Nesta quinta-feira (6) a pasta enviou uma nota afirmando que os dados lançados após o dia 10 de dezembro ainda não constam nas plataformas, mas que gestores locais já podem registrar as informações. "Assim que a integração de dados for restabelecida, os registros poderão ser acessados pelos usuários", diz o comunicado (leia na íntegra no fim da reportagem).
Como funciona a RNDS
Visualmente, a RNDS é como se fosse uma grande caixa d’água. Nela, estão interligados 27 canos, que representam todas as unidades da federação. É por esses canos que os dados de registros de casos de doenças, exames e da vacinação, por exemplo, saem da ponta e são levados até a plataforma do governo federal.
Com o sistema em manutenção após o ataque hacker, os canos, que representam os Estados, estão “fechados”. Oficialmente, a pasta diz que todas as plataformas afetadas pelo ataque hacker foram restabelecidas, como o e-SUS Notifica, usado para registro dos casos e óbitos da covid-19 e de eventos adversos da vacinação, e o Sistema de Informação do Programa Nacional de Imunizações (SI-PNI), que compila os dados da vacinação em todo o país.
Porém, mesmo com o restabelecimento desses sistemas, com a RNDS ainda indisponível, os dados não conseguem passar pelos canos e chegar até a caixa d’água, onde são compilados e divulgados pelo governo federal.
Problema nos registros na ponta e atualização de segurança
Os dados oficiais começam a ser registrados na ponta, nas unidades de saúde localizadas nos municípios. As fichas são passadas para o computador, por profissionais de saúde que acessam a base de dados do Ministério da Saúde. Quando os sistemas da pasta saíram do ar devido ao ataque hacker, todos os registros tiveram que ser feitos do jeito antigo, à mão.
As plataformas nas bases, ou seja, nos Estados e municípios, até voltaram a funcionar antes do Natal. Porém, vários relatos apontam para um “apagão” nos registros desde então, um problema que não tem nada a ver com a RNDS, mas possui relação com mudanças de segurança feitas pelo Ministério da Saúde após a invasão cibernética.

__ENUNCIADO DA TAREFA__. Por favor, responda: segundo o trecho sobre a RNDS, quantos canos estão interligados na caixa d'água e o que eles representam?

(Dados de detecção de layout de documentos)
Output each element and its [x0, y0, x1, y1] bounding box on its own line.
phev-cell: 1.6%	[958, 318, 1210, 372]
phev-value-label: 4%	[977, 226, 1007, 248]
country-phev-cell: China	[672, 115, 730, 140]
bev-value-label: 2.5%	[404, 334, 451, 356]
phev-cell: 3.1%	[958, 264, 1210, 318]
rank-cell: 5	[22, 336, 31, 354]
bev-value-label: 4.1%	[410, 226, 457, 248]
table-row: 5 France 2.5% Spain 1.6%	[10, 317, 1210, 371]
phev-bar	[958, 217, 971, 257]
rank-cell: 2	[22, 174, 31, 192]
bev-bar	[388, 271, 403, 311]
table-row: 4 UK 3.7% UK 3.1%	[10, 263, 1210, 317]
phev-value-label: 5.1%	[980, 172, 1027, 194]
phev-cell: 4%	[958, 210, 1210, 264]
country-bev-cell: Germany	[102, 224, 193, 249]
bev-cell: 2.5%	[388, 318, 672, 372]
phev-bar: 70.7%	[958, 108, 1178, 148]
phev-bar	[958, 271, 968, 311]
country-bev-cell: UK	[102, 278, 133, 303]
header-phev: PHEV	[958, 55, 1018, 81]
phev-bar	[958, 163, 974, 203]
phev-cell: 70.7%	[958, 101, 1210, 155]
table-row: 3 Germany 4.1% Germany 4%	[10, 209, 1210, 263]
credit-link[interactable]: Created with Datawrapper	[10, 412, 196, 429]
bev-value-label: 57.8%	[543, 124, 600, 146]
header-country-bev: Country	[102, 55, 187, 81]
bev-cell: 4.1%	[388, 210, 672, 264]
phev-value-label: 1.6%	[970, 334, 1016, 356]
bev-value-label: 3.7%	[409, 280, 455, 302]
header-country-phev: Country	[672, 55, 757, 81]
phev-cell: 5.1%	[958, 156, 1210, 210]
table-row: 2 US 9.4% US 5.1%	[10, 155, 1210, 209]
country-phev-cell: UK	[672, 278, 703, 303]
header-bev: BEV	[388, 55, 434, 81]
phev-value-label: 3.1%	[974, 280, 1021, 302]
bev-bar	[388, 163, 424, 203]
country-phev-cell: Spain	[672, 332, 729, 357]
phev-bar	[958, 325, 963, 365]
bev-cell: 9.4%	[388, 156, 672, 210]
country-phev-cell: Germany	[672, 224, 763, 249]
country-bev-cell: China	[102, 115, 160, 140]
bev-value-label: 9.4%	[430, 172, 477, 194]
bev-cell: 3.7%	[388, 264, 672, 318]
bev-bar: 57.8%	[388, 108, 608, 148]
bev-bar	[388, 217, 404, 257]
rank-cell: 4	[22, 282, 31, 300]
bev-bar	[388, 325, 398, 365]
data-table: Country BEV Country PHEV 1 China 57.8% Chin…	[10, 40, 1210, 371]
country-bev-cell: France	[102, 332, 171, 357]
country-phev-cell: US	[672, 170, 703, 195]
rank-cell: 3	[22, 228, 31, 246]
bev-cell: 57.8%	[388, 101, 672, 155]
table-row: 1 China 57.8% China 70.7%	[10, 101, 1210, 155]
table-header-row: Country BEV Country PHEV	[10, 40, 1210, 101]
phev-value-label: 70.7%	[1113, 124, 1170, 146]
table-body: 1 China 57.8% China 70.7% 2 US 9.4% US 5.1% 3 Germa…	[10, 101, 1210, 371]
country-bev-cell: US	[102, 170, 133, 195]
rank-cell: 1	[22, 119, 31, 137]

__RESPOSTA ESCRITA__. São 27 canos, que representam todas as unidades da federação.